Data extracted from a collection
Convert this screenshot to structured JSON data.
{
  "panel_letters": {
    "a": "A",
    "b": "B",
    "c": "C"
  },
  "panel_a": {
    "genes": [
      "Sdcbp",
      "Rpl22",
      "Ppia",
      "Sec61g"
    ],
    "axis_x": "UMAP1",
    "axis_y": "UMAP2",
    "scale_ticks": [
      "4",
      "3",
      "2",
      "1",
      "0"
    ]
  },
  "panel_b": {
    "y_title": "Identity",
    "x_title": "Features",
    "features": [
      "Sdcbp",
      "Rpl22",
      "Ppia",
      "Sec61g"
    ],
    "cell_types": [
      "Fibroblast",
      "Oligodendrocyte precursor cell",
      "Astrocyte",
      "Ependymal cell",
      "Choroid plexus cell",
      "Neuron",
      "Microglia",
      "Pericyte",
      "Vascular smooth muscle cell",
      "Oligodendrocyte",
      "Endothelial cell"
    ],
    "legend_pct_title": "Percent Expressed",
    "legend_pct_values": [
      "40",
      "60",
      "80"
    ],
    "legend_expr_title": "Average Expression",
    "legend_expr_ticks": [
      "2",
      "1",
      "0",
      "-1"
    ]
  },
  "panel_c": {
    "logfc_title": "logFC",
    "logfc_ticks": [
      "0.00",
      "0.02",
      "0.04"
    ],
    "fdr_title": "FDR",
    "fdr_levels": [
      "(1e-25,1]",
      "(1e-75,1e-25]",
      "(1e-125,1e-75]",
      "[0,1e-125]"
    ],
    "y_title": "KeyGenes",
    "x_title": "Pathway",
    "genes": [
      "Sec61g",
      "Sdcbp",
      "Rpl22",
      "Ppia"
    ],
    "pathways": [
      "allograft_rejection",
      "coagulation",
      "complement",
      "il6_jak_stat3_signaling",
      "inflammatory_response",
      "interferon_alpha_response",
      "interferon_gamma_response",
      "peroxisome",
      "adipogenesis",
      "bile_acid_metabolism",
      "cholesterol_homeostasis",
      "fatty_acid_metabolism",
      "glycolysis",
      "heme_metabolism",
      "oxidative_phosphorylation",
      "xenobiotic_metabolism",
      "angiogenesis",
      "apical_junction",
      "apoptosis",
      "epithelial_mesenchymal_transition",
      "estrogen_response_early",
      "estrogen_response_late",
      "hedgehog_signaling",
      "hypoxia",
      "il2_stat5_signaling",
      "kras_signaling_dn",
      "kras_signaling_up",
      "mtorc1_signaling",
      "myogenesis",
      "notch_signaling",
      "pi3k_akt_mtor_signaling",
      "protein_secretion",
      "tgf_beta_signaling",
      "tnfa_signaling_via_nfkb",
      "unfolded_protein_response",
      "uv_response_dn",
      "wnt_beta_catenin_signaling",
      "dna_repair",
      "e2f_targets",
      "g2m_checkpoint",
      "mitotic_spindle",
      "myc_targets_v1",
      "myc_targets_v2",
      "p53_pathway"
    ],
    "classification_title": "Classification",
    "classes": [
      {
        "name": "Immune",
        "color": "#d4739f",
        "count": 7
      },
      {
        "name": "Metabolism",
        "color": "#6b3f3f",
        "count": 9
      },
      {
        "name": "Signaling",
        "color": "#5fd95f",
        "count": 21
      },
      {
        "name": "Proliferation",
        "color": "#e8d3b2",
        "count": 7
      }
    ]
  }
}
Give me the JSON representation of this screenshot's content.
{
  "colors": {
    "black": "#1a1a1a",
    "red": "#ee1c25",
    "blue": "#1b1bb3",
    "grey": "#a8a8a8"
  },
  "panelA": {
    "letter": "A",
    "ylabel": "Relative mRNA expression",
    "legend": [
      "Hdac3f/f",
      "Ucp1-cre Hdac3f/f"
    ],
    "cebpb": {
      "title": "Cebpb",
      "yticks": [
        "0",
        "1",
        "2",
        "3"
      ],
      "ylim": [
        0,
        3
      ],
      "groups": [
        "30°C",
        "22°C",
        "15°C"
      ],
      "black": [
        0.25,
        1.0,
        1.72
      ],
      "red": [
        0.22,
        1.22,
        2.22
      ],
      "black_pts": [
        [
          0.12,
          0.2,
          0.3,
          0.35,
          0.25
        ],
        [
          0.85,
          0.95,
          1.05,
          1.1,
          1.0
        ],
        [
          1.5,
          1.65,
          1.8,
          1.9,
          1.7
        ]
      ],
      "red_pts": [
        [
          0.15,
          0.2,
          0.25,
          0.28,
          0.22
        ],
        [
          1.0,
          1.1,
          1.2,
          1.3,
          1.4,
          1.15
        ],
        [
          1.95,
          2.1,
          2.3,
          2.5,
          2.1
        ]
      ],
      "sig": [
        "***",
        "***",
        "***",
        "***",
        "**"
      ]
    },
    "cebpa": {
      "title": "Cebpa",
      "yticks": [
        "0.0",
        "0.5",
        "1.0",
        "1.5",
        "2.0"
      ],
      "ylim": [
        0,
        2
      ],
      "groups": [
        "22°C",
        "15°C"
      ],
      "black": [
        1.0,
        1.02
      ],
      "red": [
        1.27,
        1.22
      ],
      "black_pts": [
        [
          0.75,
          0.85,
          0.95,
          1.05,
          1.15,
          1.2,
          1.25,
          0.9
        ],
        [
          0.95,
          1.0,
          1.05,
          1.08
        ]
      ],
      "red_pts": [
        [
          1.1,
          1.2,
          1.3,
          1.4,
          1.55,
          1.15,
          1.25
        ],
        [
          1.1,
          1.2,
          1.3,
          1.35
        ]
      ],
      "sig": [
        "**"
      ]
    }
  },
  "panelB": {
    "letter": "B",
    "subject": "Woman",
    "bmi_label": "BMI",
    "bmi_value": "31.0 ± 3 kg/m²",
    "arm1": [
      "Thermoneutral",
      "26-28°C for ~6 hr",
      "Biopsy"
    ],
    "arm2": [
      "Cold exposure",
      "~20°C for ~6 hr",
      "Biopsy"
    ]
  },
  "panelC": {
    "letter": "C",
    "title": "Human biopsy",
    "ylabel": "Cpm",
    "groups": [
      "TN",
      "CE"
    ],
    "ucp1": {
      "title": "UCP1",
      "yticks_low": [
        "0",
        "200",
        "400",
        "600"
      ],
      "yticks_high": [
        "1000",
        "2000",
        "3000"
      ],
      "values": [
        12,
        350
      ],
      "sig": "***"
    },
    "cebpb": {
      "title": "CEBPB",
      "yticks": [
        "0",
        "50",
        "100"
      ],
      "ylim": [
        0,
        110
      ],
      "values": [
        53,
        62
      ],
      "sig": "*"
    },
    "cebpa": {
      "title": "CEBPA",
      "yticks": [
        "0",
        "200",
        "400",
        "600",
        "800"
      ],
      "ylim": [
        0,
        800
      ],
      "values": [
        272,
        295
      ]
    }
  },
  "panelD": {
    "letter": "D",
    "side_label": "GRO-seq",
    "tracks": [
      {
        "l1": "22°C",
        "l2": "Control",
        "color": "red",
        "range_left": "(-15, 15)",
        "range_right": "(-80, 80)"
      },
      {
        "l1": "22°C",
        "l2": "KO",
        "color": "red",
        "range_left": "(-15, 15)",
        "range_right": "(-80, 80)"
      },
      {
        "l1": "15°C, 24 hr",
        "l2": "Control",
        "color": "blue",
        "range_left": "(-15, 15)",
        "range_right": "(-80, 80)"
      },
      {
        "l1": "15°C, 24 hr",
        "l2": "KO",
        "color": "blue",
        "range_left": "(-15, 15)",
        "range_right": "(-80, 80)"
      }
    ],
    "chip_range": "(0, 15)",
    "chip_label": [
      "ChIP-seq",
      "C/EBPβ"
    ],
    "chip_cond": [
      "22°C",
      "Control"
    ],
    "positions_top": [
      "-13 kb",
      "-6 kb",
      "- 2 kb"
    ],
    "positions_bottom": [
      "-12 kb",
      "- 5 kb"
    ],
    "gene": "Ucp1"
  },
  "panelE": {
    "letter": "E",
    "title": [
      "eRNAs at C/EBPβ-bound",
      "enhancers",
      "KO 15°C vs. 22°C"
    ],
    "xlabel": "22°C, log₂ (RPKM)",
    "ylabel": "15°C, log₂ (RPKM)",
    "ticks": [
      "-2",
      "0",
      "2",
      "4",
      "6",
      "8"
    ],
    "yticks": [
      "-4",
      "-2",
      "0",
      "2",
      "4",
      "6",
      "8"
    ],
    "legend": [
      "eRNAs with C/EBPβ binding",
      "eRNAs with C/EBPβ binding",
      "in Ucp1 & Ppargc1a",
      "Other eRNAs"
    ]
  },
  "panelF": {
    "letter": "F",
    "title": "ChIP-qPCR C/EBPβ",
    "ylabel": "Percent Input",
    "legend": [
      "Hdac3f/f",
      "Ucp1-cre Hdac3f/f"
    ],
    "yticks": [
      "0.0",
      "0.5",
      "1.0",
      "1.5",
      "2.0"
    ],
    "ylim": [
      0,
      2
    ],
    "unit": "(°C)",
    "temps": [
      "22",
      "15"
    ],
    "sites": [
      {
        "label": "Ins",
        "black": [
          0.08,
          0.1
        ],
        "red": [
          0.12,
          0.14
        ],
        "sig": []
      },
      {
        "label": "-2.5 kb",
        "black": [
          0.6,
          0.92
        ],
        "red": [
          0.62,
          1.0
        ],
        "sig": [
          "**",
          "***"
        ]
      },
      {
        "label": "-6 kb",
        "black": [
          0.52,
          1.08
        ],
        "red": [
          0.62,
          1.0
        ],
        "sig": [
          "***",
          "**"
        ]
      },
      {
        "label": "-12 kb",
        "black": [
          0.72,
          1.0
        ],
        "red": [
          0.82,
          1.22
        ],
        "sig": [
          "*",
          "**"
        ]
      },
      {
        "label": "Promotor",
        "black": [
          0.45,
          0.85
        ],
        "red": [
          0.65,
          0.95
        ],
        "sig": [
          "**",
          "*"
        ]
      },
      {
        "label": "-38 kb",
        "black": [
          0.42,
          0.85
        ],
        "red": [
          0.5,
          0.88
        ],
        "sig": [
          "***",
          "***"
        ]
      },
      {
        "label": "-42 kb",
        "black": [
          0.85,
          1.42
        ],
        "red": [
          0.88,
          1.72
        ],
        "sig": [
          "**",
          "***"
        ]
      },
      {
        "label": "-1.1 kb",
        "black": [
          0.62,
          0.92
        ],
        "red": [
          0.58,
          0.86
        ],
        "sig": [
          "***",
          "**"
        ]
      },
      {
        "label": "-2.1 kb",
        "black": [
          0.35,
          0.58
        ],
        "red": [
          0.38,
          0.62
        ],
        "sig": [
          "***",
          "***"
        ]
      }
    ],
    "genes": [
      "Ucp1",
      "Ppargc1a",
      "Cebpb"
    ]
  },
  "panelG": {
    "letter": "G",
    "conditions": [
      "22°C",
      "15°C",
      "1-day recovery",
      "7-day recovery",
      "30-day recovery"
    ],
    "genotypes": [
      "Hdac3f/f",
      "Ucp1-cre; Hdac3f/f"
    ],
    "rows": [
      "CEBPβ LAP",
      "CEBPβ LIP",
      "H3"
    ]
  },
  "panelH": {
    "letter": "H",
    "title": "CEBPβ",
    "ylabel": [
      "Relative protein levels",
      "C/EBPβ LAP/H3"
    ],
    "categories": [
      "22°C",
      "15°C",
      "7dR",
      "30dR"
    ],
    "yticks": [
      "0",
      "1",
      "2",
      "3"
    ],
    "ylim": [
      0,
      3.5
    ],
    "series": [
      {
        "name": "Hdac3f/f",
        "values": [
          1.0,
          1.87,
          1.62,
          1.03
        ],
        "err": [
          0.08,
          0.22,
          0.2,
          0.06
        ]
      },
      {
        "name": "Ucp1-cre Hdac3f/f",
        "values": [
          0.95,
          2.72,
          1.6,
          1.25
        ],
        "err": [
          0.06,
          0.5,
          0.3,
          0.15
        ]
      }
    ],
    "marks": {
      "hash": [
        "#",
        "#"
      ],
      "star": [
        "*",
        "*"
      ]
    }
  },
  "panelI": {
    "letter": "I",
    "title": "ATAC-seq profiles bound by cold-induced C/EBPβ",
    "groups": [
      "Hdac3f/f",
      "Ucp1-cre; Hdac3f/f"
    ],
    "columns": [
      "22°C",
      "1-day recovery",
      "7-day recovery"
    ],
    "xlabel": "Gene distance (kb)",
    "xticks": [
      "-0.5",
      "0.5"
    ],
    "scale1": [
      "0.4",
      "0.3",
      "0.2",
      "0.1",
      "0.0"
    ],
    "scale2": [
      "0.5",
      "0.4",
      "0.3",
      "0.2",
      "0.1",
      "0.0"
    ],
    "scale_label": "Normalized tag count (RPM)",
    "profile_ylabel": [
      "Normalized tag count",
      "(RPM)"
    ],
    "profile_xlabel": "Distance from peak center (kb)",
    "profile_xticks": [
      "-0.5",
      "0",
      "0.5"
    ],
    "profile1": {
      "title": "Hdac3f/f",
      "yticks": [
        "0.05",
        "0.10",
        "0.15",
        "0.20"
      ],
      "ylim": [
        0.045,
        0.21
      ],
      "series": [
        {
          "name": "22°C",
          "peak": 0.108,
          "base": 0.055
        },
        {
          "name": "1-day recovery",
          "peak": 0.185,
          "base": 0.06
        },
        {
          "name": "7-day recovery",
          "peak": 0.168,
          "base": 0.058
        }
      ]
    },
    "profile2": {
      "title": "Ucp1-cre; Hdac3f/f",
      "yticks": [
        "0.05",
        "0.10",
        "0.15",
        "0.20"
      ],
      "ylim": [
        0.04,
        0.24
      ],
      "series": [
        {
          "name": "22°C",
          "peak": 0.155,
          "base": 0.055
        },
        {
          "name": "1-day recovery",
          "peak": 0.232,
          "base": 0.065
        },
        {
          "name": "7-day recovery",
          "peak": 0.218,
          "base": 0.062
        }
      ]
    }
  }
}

**YOUR INSTRUCTIONS**
Tallying every line that holds the string "bound", report the total for the records and nothing else.

**SOLUTION FOR THIS EXERCISE**
2